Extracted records
>> START

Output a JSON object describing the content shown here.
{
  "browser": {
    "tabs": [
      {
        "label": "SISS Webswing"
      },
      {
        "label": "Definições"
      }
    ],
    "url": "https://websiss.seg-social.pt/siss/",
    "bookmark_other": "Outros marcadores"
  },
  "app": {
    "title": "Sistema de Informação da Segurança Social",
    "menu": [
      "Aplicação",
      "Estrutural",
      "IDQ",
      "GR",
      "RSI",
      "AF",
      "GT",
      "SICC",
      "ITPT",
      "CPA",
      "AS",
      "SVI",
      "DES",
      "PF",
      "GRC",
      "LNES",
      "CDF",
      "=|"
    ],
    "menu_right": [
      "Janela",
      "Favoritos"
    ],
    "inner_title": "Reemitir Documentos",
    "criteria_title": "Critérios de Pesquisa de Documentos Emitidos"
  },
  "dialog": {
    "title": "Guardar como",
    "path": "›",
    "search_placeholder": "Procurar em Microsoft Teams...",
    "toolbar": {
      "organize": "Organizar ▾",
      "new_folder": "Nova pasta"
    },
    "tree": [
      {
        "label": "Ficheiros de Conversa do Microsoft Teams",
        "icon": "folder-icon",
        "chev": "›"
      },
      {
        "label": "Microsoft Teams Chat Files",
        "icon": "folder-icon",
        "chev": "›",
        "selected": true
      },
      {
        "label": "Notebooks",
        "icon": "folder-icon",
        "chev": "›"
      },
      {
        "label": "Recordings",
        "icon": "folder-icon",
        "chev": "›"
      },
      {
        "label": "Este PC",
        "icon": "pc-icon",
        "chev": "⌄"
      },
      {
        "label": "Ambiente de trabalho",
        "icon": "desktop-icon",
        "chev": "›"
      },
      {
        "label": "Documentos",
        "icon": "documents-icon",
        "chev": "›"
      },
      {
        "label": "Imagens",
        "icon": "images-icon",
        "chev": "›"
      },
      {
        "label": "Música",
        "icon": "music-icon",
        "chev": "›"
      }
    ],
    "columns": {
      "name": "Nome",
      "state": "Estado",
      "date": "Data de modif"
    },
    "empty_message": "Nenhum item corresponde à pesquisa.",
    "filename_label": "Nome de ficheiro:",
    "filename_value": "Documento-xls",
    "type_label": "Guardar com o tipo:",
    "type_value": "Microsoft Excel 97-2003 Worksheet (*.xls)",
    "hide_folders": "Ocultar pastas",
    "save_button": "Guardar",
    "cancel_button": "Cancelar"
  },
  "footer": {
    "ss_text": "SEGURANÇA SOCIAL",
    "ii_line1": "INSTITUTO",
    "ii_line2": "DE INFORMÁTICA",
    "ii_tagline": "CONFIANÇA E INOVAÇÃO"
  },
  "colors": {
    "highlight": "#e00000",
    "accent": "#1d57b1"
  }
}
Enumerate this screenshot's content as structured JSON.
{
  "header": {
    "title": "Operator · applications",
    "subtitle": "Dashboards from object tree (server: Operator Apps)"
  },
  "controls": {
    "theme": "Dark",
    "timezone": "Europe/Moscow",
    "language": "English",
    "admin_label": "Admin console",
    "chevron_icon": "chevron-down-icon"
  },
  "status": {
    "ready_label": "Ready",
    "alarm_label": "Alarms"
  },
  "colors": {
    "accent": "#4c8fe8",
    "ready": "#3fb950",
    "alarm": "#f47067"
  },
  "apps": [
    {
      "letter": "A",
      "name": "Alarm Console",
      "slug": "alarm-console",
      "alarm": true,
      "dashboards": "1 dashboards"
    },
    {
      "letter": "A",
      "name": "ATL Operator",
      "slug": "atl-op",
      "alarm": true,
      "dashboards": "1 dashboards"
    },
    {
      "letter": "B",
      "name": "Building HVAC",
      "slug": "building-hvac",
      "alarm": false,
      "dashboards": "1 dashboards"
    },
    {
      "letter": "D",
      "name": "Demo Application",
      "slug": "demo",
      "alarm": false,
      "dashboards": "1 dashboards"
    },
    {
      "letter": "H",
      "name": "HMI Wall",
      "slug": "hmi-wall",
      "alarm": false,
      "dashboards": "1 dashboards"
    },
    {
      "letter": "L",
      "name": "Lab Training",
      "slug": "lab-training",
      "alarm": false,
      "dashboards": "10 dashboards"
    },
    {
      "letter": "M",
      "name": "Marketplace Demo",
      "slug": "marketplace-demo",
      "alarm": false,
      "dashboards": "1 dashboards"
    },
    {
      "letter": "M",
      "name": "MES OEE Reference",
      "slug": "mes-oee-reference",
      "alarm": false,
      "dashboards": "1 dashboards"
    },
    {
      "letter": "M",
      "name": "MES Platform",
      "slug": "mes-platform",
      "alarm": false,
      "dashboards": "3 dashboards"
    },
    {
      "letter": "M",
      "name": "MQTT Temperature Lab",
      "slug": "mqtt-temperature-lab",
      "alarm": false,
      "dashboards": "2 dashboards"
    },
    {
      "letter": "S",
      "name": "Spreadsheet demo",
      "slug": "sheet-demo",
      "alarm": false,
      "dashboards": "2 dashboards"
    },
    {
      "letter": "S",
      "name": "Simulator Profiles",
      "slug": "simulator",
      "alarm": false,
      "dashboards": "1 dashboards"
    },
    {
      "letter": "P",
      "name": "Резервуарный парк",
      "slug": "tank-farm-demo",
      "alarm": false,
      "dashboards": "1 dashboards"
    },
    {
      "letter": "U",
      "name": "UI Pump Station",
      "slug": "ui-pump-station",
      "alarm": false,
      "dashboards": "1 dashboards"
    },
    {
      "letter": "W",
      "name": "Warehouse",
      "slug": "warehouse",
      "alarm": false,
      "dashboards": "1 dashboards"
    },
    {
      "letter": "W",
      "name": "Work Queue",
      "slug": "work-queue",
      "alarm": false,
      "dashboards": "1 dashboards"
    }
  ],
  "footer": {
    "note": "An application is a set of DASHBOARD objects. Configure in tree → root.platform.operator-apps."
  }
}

>> END

* **GIVEN PROBLEM**
Restate the data above word for word.

* **REPLY**
Output a JSON object describing the content shown here.
{
  "browser": {
    "tabs": [
      {
        "label": "SISS Webswing"
      },
      {
        "label": "Definições"
      }
    ],
    "url": "https://websiss.seg-social.pt/siss/",
    "bookmark_other": "Outros marcadores"
  },
  "app": {
    "title": "Sistema de Informação da Segurança Social",
    "menu": [
      "Aplicação",
      "Estrutural",
      "IDQ",
      "GR",
      "RSI",
      "AF",
      "GT",
      "SICC",
      "ITPT",
      "CPA",
      "AS",
      "SVI",
      "DES",
      "PF",
      "GRC",
      "LNES",
      "CDF",
      "=|"
    ],
    "menu_right": [
      "Janela",
      "Favoritos"
    ],
    "inner_title": "Reemitir Documentos",
    "criteria_title": "Critérios de Pesquisa de Documentos Emitidos"
  },
  "dialog": {
    "title": "Guardar como",
    "path": "›",
    "search_placeholder": "Procurar em Microsoft Teams...",
    "toolbar": {
      "organize": "Organizar ▾",
      "new_folder": "Nova pasta"
    },
    "tree": [
      {
        "label": "Ficheiros de Conversa do Microsoft Teams",
        "icon": "folder-icon",
        "chev": "›"
      },
      {
        "label": "Microsoft Teams Chat Files",
        "icon": "folder-icon",
        "chev": "›",
        "selected": true
      },
      {
        "label": "Notebooks",
        "icon": "folder-icon",
        "chev": "›"
      },
      {
        "label": "Recordings",
        "icon": "folder-icon",
        "chev": "›"
      },
      {
        "label": "Este PC",
        "icon": "pc-icon",
        "chev": "⌄"
      },
      {
        "label": "Ambiente de trabalho",
        "icon": "desktop-icon",
        "chev": "›"
      },
      {
        "label": "Documentos",
        "icon": "documents-icon",
        "chev": "›"
      },
      {
        "label": "Imagens",
        "icon": "images-icon",
        "chev": "›"
      },
      {
        "label": "Música",
        "icon": "music-icon",
        "chev": "›"
      }
    ],
    "columns": {
      "name": "Nome",
      "state": "Estado",
      "date": "Data de modif"
    },
    "empty_message": "Nenhum item corresponde à pesquisa.",
    "filename_label": "Nome de ficheiro:",
    "filename_value": "Documento-xls",
    "type_label": "Guardar com o tipo:",
    "type_value": "Microsoft Excel 97-2003 Worksheet (*.xls)",
    "hide_folders": "Ocultar pastas",
    "save_button": "Guardar",
    "cancel_button": "Cancelar"
  },
  "footer": {
    "ss_text": "SEGURANÇA SOCIAL",
    "ii_line1": "INSTITUTO",
    "ii_line2": "DE INFORMÁTICA",
    "ii_tagline": "CONFIANÇA E INOVAÇÃO"
  },
  "colors": {
    "highlight": "#e00000",
    "accent": "#1d57b1"
  }
}
Enumerate this screenshot's content as structured JSON.
{
  "header": {
    "title": "Operator · applications",
    "subtitle": "Dashboards from object tree (server: Operator Apps)"
  },
  "controls": {
    "theme": "Dark",
    "timezone": "Europe/Moscow",
    "language": "English",
    "admin_label": "Admin console",
    "chevron_icon": "chevron-down-icon"
  },
  "status": {
    "ready_label": "Ready",
    "alarm_label": "Alarms"
  },
  "colors": {
    "accent": "#4c8fe8",
    "ready": "#3fb950",
    "alarm": "#f47067"
  },
  "apps": [
    {
      "letter": "A",
      "name": "Alarm Console",
      "slug": "alarm-console",
      "alarm": true,
      "dashboards": "1 dashboards"
    },
    {
      "letter": "A",
      "name": "ATL Operator",
      "slug": "atl-op",
      "alarm": true,
      "dashboards": "1 dashboards"
    },
    {
      "letter": "B",
      "name": "Building HVAC",
      "slug": "building-hvac",
      "alarm": false,
      "dashboards": "1 dashboards"
    },
    {
      "letter": "D",
      "name": "Demo Application",
      "slug": "demo",
      "alarm": false,
      "dashboards": "1 dashboards"
    },
    {
      "letter": "H",
      "name": "HMI Wall",
      "slug": "hmi-wall",
      "alarm": false,
      "dashboards": "1 dashboards"
    },
    {
      "letter": "L",
      "name": "Lab Training",
      "slug": "lab-training",
      "alarm": false,
      "dashboards": "10 dashboards"
    },
    {
      "letter": "M",
      "name": "Marketplace Demo",
      "slug": "marketplace-demo",
      "alarm": false,
      "dashboards": "1 dashboards"
    },
    {
      "letter": "M",
      "name": "MES OEE Reference",
      "slug": "mes-oee-reference",
      "alarm": false,
      "dashboards": "1 dashboards"
    },
    {
      "letter": "M",
      "name": "MES Platform",
      "slug": "mes-platform",
      "alarm": false,
      "dashboards": "3 dashboards"
    },
    {
      "letter": "M",
      "name": "MQTT Temperature Lab",
      "slug": "mqtt-temperature-lab",
      "alarm": false,
      "dashboards": "2 dashboards"
    },
    {
      "letter": "S",
      "name": "Spreadsheet demo",
      "slug": "sheet-demo",
      "alarm": false,
      "dashboards": "2 dashboards"
    },
    {
      "letter": "S",
      "name": "Simulator Profiles",
      "slug": "simulator",
      "alarm": false,
      "dashboards": "1 dashboards"
    },
    {
      "letter": "P",
      "name": "Резервуарный парк",
      "slug": "tank-farm-demo",
      "alarm": false,
      "dashboards": "1 dashboards"
    },
    {
      "letter": "U",
      "name": "UI Pump Station",
      "slug": "ui-pump-station",
      "alarm": false,
      "dashboards": "1 dashboards"
    },
    {
      "letter": "W",
      "name": "Warehouse",
      "slug": "warehouse",
      "alarm": false,
      "dashboards": "1 dashboards"
    },
    {
      "letter": "W",
      "name": "Work Queue",
      "slug": "work-queue",
      "alarm": false,
      "dashboards": "1 dashboards"
    }
  ],
  "footer": {
    "note": "An application is a set of DASHBOARD objects. Configure in tree → root.platform.operator-apps."
  }
}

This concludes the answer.